AIM:
Quote the whole listing word for word, please.

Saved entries
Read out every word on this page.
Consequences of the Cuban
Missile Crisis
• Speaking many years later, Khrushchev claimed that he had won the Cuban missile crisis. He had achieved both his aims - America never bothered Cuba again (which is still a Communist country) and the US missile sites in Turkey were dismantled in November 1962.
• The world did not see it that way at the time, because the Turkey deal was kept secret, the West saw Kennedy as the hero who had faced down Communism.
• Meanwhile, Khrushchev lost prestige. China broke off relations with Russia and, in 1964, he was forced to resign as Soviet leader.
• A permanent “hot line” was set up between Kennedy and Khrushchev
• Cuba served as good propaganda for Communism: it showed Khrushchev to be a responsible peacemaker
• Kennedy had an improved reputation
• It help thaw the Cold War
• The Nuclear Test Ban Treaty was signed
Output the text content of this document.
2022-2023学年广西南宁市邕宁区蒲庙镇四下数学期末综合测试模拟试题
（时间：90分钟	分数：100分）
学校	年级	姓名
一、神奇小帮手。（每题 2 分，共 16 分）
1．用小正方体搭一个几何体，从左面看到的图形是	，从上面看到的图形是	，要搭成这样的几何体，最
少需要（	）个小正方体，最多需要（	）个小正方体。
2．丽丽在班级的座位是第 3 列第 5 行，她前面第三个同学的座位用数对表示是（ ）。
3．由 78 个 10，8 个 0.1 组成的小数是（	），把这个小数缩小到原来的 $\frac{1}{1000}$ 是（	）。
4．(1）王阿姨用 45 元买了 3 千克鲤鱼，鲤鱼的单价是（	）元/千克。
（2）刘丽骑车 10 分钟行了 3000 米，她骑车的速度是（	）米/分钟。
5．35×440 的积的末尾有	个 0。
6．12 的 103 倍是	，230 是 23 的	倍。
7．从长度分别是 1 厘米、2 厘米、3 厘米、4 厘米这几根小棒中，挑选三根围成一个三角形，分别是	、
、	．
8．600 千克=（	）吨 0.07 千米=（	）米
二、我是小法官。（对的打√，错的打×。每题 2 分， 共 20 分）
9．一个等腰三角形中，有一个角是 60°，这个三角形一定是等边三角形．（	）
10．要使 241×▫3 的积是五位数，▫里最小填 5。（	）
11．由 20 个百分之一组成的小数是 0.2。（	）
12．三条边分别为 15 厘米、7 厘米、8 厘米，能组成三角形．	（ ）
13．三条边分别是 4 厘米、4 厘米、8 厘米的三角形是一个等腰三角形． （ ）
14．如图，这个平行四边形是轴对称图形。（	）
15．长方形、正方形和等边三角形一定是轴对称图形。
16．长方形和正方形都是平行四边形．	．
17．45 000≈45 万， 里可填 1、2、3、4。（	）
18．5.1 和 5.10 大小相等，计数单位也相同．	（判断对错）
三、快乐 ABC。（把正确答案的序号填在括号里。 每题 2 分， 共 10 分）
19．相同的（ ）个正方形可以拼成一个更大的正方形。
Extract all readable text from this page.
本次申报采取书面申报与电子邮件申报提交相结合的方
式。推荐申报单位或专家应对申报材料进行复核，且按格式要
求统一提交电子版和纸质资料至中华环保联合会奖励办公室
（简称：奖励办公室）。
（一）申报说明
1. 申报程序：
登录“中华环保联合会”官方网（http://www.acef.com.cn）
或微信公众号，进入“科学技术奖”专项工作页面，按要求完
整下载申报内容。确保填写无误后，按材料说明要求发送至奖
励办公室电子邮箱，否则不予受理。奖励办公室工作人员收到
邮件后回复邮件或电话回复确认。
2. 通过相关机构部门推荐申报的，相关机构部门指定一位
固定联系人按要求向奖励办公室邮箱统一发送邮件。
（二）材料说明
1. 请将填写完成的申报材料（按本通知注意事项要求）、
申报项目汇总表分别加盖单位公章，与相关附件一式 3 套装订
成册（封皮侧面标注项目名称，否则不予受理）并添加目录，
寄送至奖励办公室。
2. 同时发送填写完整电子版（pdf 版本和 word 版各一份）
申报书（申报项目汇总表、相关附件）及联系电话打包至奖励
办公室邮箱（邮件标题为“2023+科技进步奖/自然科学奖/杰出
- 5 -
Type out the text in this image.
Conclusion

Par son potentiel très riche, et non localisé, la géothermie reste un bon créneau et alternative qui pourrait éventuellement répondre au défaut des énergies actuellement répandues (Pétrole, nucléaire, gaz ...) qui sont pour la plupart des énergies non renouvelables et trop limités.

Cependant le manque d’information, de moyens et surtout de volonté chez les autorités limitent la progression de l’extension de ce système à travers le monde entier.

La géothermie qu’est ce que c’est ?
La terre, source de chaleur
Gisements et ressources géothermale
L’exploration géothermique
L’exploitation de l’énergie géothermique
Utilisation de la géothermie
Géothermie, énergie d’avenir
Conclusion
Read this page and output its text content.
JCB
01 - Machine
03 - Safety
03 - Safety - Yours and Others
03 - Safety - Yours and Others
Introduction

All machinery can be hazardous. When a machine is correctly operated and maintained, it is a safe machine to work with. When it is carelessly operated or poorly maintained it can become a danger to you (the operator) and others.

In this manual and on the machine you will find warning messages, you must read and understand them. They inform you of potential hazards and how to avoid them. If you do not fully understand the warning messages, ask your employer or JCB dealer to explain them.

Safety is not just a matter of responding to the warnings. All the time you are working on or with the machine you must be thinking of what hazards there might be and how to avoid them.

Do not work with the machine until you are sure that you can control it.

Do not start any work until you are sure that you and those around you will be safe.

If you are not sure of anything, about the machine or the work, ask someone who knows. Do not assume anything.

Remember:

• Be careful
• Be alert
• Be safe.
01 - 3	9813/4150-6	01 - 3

THE OUTPUT:
Read out every word on this page.
Consequences of the Cuban
Missile Crisis
• Speaking many years later, Khrushchev claimed that he had won the Cuban missile crisis. He had achieved both his aims - America never bothered Cuba again (which is still a Communist country) and the US missile sites in Turkey were dismantled in November 1962.
• The world did not see it that way at the time, because the Turkey deal was kept secret, the West saw Kennedy as the hero who had faced down Communism.
• Meanwhile, Khrushchev lost prestige. China broke off relations with Russia and, in 1964, he was forced to resign as Soviet leader.
• A permanent “hot line” was set up between Kennedy and Khrushchev
• Cuba served as good propaganda for Communism: it showed Khrushchev to be a responsible peacemaker
• Kennedy had an improved reputation
• It help thaw the Cold War
• The Nuclear Test Ban Treaty was signed
Output the text content of this document.
2022-2023学年广西南宁市邕宁区蒲庙镇四下数学期末综合测试模拟试题
（时间：90分钟	分数：100分）
学校	年级	姓名
一、神奇小帮手。（每题 2 分，共 16 分）
1．用小正方体搭一个几何体，从左面看到的图形是	，从上面看到的图形是	，要搭成这样的几何体，最
少需要（	）个小正方体，最多需要（	）个小正方体。
2．丽丽在班级的座位是第 3 列第 5 行，她前面第三个同学的座位用数对表示是（ ）。
3．由 78 个 10，8 个 0.1 组成的小数是（	），把这个小数缩小到原来的 $\frac{1}{1000}$ 是（	）。
4．(1）王阿姨用 45 元买了 3 千克鲤鱼，鲤鱼的单价是（	）元/千克。
（2）刘丽骑车 10 分钟行了 3000 米，她骑车的速度是（	）米/分钟。
5．35×440 的积的末尾有	个 0。
6．12 的 103 倍是	，230 是 23 的	倍。
7．从长度分别是 1 厘米、2 厘米、3 厘米、4 厘米这几根小棒中，挑选三根围成一个三角形，分别是	、
、	．
8．600 千克=（	）吨 0.07 千米=（	）米
二、我是小法官。（对的打√，错的打×。每题 2 分， 共 20 分）
9．一个等腰三角形中，有一个角是 60°，这个三角形一定是等边三角形．（	）
10．要使 241×▫3 的积是五位数，▫里最小填 5。（	）
11．由 20 个百分之一组成的小数是 0.2。（	）
12．三条边分别为 15 厘米、7 厘米、8 厘米，能组成三角形．	（ ）
13．三条边分别是 4 厘米、4 厘米、8 厘米的三角形是一个等腰三角形． （ ）
14．如图，这个平行四边形是轴对称图形。（	）
15．长方形、正方形和等边三角形一定是轴对称图形。
16．长方形和正方形都是平行四边形．	．
17．45 000≈45 万， 里可填 1、2、3、4。（	）
18．5.1 和 5.10 大小相等，计数单位也相同．	（判断对错）
三、快乐 ABC。（把正确答案的序号填在括号里。 每题 2 分， 共 10 分）
19．相同的（ ）个正方形可以拼成一个更大的正方形。
Extract all readable text from this page.
本次申报采取书面申报与电子邮件申报提交相结合的方
式。推荐申报单位或专家应对申报材料进行复核，且按格式要
求统一提交电子版和纸质资料至中华环保联合会奖励办公室
（简称：奖励办公室）。
（一）申报说明
1. 申报程序：
登录“中华环保联合会”官方网（http://www.acef.com.cn）
或微信公众号，进入“科学技术奖”专项工作页面，按要求完
整下载申报内容。确保填写无误后，按材料说明要求发送至奖
励办公室电子邮箱，否则不予受理。奖励办公室工作人员收到
邮件后回复邮件或电话回复确认。
2. 通过相关机构部门推荐申报的，相关机构部门指定一位
固定联系人按要求向奖励办公室邮箱统一发送邮件。
（二）材料说明
1. 请将填写完成的申报材料（按本通知注意事项要求）、
申报项目汇总表分别加盖单位公章，与相关附件一式 3 套装订
成册（封皮侧面标注项目名称，否则不予受理）并添加目录，
寄送至奖励办公室。
2. 同时发送填写完整电子版（pdf 版本和 word 版各一份）
申报书（申报项目汇总表、相关附件）及联系电话打包至奖励
办公室邮箱（邮件标题为“2023+科技进步奖/自然科学奖/杰出
- 5 -
Type out the text in this image.
Conclusion

Par son potentiel très riche, et non localisé, la géothermie reste un bon créneau et alternative qui pourrait éventuellement répondre au défaut des énergies actuellement répandues (Pétrole, nucléaire, gaz ...) qui sont pour la plupart des énergies non renouvelables et trop limités.

Cependant le manque d’information, de moyens et surtout de volonté chez les autorités limitent la progression de l’extension de ce système à travers le monde entier.

La géothermie qu’est ce que c’est ?
La terre, source de chaleur
Gisements et ressources géothermale
L’exploration géothermique
L’exploitation de l’énergie géothermique
Utilisation de la géothermie
Géothermie, énergie d’avenir
Conclusion
Read this page and output its text content.
JCB
01 - Machine
03 - Safety
03 - Safety - Yours and Others
03 - Safety - Yours and Others
Introduction

All machinery can be hazardous. When a machine is correctly operated and maintained, it is a safe machine to work with. When it is carelessly operated or poorly maintained it can become a danger to you (the operator) and others.

In this manual and on the machine you will find warning messages, you must read and understand them. They inform you of potential hazards and how to avoid them. If you do not fully understand the warning messages, ask your employer or JCB dealer to explain them.

Safety is not just a matter of responding to the warnings. All the time you are working on or with the machine you must be thinking of what hazards there might be and how to avoid them.

Do not work with the machine until you are sure that you can control it.

Do not start any work until you are sure that you and those around you will be safe.

If you are not sure of anything, about the machine or the work, ask someone who knows. Do not assume anything.

Remember:

• Be careful
• Be alert
• Be safe.
01 - 3	9813/4150-6	01 - 3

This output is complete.